[Stored data]

+ + + + +

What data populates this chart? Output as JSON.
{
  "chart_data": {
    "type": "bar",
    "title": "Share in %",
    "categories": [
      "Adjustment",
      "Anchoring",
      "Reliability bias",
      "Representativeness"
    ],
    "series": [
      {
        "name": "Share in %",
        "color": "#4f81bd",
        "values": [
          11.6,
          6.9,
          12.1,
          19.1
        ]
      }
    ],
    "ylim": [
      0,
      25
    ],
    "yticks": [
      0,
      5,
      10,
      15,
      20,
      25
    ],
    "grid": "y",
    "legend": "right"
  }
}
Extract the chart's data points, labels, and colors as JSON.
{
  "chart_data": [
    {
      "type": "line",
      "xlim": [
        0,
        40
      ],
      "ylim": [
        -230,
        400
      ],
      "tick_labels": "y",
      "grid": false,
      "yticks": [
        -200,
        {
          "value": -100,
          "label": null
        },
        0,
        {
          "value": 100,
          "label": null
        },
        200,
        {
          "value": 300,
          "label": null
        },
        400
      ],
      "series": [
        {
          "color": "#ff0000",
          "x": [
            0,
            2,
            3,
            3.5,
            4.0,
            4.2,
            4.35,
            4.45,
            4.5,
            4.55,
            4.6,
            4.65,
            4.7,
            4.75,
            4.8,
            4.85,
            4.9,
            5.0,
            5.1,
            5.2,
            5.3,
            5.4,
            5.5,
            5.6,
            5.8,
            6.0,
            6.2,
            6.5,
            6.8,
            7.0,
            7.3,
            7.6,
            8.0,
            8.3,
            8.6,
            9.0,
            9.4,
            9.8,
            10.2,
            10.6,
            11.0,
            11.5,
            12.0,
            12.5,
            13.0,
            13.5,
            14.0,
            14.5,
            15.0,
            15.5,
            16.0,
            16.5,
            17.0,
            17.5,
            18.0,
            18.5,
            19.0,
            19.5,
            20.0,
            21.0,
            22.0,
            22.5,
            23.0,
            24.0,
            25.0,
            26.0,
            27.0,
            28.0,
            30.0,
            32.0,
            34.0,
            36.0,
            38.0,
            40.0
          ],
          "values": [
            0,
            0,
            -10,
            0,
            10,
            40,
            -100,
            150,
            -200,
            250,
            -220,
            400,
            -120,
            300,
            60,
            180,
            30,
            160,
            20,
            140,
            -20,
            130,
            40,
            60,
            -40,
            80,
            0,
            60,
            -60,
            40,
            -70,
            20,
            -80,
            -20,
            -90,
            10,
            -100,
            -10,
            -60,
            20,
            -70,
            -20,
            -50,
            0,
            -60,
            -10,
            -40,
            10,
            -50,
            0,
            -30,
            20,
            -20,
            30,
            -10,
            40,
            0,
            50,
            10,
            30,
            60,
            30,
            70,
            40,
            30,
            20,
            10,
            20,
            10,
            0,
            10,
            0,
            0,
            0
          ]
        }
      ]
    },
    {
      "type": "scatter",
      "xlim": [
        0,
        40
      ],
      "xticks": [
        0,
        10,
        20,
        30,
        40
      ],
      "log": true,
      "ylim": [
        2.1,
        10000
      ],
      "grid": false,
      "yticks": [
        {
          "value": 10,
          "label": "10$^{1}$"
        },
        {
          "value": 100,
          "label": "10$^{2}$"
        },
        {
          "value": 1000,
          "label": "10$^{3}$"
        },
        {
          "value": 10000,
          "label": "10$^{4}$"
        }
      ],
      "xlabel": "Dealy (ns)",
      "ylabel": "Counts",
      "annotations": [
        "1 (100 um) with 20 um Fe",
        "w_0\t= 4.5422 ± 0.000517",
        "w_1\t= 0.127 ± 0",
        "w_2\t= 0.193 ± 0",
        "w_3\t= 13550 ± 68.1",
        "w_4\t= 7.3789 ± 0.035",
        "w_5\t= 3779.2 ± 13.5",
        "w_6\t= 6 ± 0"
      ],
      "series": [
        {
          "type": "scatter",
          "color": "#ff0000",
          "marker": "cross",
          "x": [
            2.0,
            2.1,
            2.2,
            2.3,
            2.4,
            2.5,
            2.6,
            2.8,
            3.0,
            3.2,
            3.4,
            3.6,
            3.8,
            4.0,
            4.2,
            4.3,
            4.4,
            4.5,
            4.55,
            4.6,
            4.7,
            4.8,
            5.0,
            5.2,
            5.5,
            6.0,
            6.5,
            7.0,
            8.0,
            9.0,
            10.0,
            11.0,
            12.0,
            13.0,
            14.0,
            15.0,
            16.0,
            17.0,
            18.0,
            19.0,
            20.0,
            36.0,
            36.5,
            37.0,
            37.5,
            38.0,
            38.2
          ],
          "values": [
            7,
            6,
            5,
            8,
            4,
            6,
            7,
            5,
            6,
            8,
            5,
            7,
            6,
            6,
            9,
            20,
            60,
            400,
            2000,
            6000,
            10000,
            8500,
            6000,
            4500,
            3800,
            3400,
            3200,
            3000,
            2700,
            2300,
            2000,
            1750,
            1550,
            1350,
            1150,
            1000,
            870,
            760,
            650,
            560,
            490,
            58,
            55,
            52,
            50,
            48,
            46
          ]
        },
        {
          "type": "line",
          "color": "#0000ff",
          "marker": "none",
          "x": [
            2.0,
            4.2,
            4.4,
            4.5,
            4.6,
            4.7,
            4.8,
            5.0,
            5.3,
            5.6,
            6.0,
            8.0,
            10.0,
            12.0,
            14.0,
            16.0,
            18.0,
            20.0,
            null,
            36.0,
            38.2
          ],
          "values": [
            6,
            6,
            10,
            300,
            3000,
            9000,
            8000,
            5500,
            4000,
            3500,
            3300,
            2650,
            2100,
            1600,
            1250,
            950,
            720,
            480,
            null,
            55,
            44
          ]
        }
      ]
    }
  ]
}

+ + + + +

* [Job]: Retype all the material above precisely, with no line left out.

* [Answer]:
What data populates this chart? Output as JSON.
{
  "chart_data": {
    "type": "bar",
    "title": "Share in %",
    "categories": [
      "Adjustment",
      "Anchoring",
      "Reliability bias",
      "Representativeness"
    ],
    "series": [
      {
        "name": "Share in %",
        "color": "#4f81bd",
        "values": [
          11.6,
          6.9,
          12.1,
          19.1
        ]
      }
    ],
    "ylim": [
      0,
      25
    ],
    "yticks": [
      0,
      5,
      10,
      15,
      20,
      25
    ],
    "grid": "y",
    "legend": "right"
  }
}
Extract the chart's data points, labels, and colors as JSON.
{
  "chart_data": [
    {
      "type": "line",
      "xlim": [
        0,
        40
      ],
      "ylim": [
        -230,
        400
      ],
      "tick_labels": "y",
      "grid": false,
      "yticks": [
        -200,
        {
          "value": -100,
          "label": null
        },
        0,
        {
          "value": 100,
          "label": null
        },
        200,
        {
          "value": 300,
          "label": null
        },
        400
      ],
      "series": [
        {
          "color": "#ff0000",
          "x": [
            0,
            2,
            3,
            3.5,
            4.0,
            4.2,
            4.35,
            4.45,
            4.5,
            4.55,
            4.6,
            4.65,
            4.7,
            4.75,
            4.8,
            4.85,
            4.9,
            5.0,
            5.1,
            5.2,
            5.3,
            5.4,
            5.5,
            5.6,
            5.8,
            6.0,
            6.2,
            6.5,
            6.8,
            7.0,
            7.3,
            7.6,
            8.0,
            8.3,
            8.6,
            9.0,
            9.4,
            9.8,
            10.2,
            10.6,
            11.0,
            11.5,
            12.0,
            12.5,
            13.0,
            13.5,
            14.0,
            14.5,
            15.0,
            15.5,
            16.0,
            16.5,
            17.0,
            17.5,
            18.0,
            18.5,
            19.0,
            19.5,
            20.0,
            21.0,
            22.0,
            22.5,
            23.0,
            24.0,
            25.0,
            26.0,
            27.0,
            28.0,
            30.0,
            32.0,
            34.0,
            36.0,
            38.0,
            40.0
          ],
          "values": [
            0,
            0,
            -10,
            0,
            10,
            40,
            -100,
            150,
            -200,
            250,
            -220,
            400,
            -120,
            300,
            60,
            180,
            30,
            160,
            20,
            140,
            -20,
            130,
            40,
            60,
            -40,
            80,
            0,
            60,
            -60,
            40,
            -70,
            20,
            -80,
            -20,
            -90,
            10,
            -100,
            -10,
            -60,
            20,
            -70,
            -20,
            -50,
            0,
            -60,
            -10,
            -40,
            10,
            -50,
            0,
            -30,
            20,
            -20,
            30,
            -10,
            40,
            0,
            50,
            10,
            30,
            60,
            30,
            70,
            40,
            30,
            20,
            10,
            20,
            10,
            0,
            10,
            0,
            0,
            0
          ]
        }
      ]
    },
    {
      "type": "scatter",
      "xlim": [
        0,
        40
      ],
      "xticks": [
        0,
        10,
        20,
        30,
        40
      ],
      "log": true,
      "ylim": [
        2.1,
        10000
      ],
      "grid": false,
      "yticks": [
        {
          "value": 10,
          "label": "10$^{1}$"
        },
        {
          "value": 100,
          "label": "10$^{2}$"
        },
        {
          "value": 1000,
          "label": "10$^{3}$"
        },
        {
          "value": 10000,
          "label": "10$^{4}$"
        }
      ],
      "xlabel": "Dealy (ns)",
      "ylabel": "Counts",
      "annotations": [
        "1 (100 um) with 20 um Fe",
        "w_0\t= 4.5422 ± 0.000517",
        "w_1\t= 0.127 ± 0",
        "w_2\t= 0.193 ± 0",
        "w_3\t= 13550 ± 68.1",
        "w_4\t= 7.3789 ± 0.035",
        "w_5\t= 3779.2 ± 13.5",
        "w_6\t= 6 ± 0"
      ],
      "series": [
        {
          "type": "scatter",
          "color": "#ff0000",
          "marker": "cross",
          "x": [
            2.0,
            2.1,
            2.2,
            2.3,
            2.4,
            2.5,
            2.6,
            2.8,
            3.0,
            3.2,
            3.4,
            3.6,
            3.8,
            4.0,
            4.2,
            4.3,
            4.4,
            4.5,
            4.55,
            4.6,
            4.7,
            4.8,
            5.0,
            5.2,
            5.5,
            6.0,
            6.5,
            7.0,
            8.0,
            9.0,
            10.0,
            11.0,
            12.0,
            13.0,
            14.0,
            15.0,
            16.0,
            17.0,
            18.0,
            19.0,
            20.0,
            36.0,
            36.5,
            37.0,
            37.5,
            38.0,
            38.2
          ],
          "values": [
            7,
            6,
            5,
            8,
            4,
            6,
            7,
            5,
            6,
            8,
            5,
            7,
            6,
            6,
            9,
            20,
            60,
            400,
            2000,
            6000,
            10000,
            8500,
            6000,
            4500,
            3800,
            3400,
            3200,
            3000,
            2700,
            2300,
            2000,
            1750,
            1550,
            1350,
            1150,
            1000,
            870,
            760,
            650,
            560,
            490,
            58,
            55,
            52,
            50,
            48,
            46
          ]
        },
        {
          "type": "line",
          "color": "#0000ff",
          "marker": "none",
          "x": [
            2.0,
            4.2,
            4.4,
            4.5,
            4.6,
            4.7,
            4.8,
            5.0,
            5.3,
            5.6,
            6.0,
            8.0,
            10.0,
            12.0,
            14.0,
            16.0,
            18.0,
            20.0,
            null,
            36.0,
            38.2
          ],
          "values": [
            6,
            6,
            10,
            300,
            3000,
            9000,
            8000,
            5500,
            4000,
            3500,
            3300,
            2650,
            2100,
            1600,
            1250,
            950,
            720,
            480,
            null,
            55,
            44
          ]
        }
      ]
    }
  ]
}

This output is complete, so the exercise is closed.